Every record must be repeated exactly; omit any pictures they contain.
----- RECORDS SHOWN
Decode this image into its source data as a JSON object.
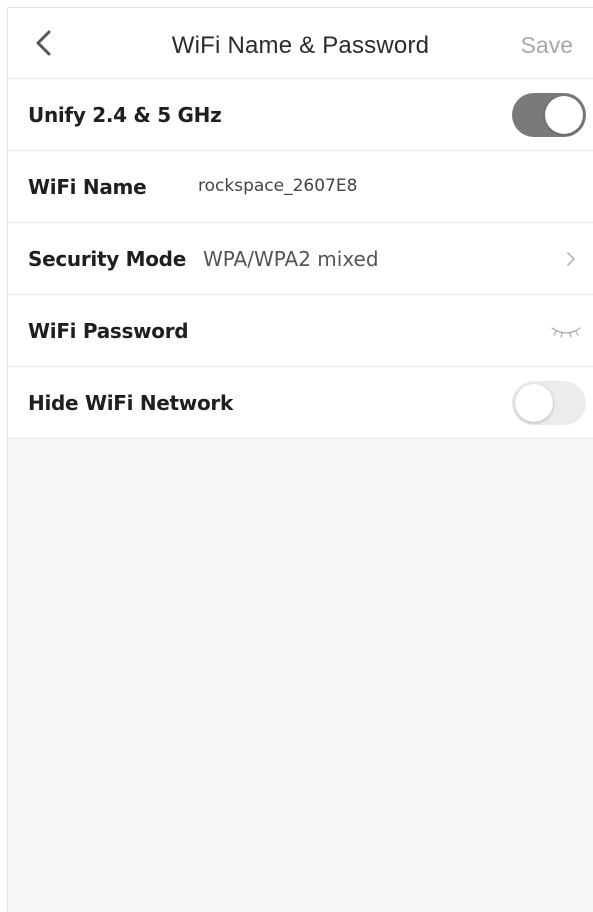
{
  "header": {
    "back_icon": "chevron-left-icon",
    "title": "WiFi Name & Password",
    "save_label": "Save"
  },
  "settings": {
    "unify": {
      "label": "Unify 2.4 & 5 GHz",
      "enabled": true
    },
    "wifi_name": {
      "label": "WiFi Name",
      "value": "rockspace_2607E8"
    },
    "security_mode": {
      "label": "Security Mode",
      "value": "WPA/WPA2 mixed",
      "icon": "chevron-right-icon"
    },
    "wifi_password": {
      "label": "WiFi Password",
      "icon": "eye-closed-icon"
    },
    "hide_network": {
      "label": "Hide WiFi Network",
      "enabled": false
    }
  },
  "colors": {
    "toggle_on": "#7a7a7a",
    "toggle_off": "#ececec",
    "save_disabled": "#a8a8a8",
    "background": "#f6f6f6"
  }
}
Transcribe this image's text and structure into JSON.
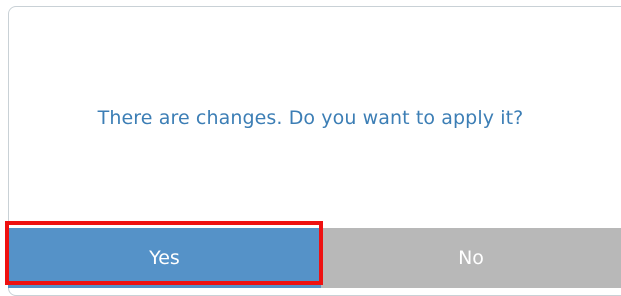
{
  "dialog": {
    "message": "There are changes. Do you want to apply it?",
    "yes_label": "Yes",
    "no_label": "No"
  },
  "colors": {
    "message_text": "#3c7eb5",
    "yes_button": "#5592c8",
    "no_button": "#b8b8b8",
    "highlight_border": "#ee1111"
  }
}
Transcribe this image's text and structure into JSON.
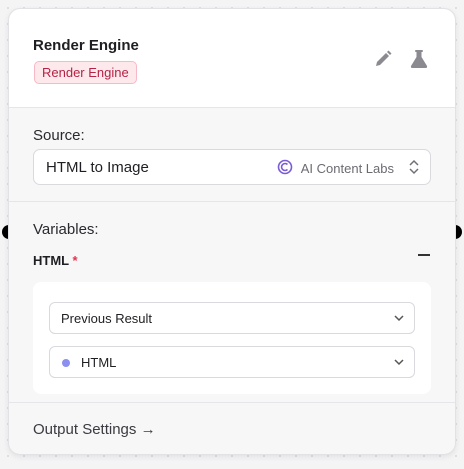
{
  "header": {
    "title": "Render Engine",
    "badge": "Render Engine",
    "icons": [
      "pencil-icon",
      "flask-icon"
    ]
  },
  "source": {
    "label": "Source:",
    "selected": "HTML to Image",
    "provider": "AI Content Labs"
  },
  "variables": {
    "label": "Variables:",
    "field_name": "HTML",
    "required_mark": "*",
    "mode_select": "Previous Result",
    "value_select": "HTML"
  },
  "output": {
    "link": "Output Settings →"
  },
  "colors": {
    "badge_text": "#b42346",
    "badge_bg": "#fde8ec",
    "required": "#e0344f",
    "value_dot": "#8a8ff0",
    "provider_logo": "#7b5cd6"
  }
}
----------
§ EXERCISE ANSWER:
Decode this image into its source data as a JSON object.
{
  "header": {
    "back_icon": "chevron-left-icon",
    "title": "WiFi Name & Password",
    "save_label": "Save"
  },
  "settings": {
    "unify": {
      "label": "Unify 2.4 & 5 GHz",
      "enabled": true
    },
    "wifi_name": {
      "label": "WiFi Name",
      "value": "rockspace_2607E8"
    },
    "security_mode": {
      "label": "Security Mode",
      "value": "WPA/WPA2 mixed",
      "icon": "chevron-right-icon"
    },
    "wifi_password": {
      "label": "WiFi Password",
      "icon": "eye-closed-icon"
    },
    "hide_network": {
      "label": "Hide WiFi Network",
      "enabled": false
    }
  },
  "colors": {
    "toggle_on": "#7a7a7a",
    "toggle_off": "#ececec",
    "save_disabled": "#a8a8a8",
    "background": "#f6f6f6"
  }
}
Transcribe this image's text and structure into JSON.
{
  "dialog": {
    "message": "There are changes. Do you want to apply it?",
    "yes_label": "Yes",
    "no_label": "No"
  },
  "colors": {
    "message_text": "#3c7eb5",
    "yes_button": "#5592c8",
    "no_button": "#b8b8b8",
    "highlight_border": "#ee1111"
  }
}
Transcribe this image's text and structure into JSON.
{
  "header": {
    "title": "Render Engine",
    "badge": "Render Engine",
    "icons": [
      "pencil-icon",
      "flask-icon"
    ]
  },
  "source": {
    "label": "Source:",
    "selected": "HTML to Image",
    "provider": "AI Content Labs"
  },
  "variables": {
    "label": "Variables:",
    "field_name": "HTML",
    "required_mark": "*",
    "mode_select": "Previous Result",
    "value_select": "HTML"
  },
  "output": {
    "link": "Output Settings →"
  },
  "colors": {
    "badge_text": "#b42346",
    "badge_bg": "#fde8ec",
    "required": "#e0344f",
    "value_dot": "#8a8ff0",
    "provider_logo": "#7b5cd6"
  }
}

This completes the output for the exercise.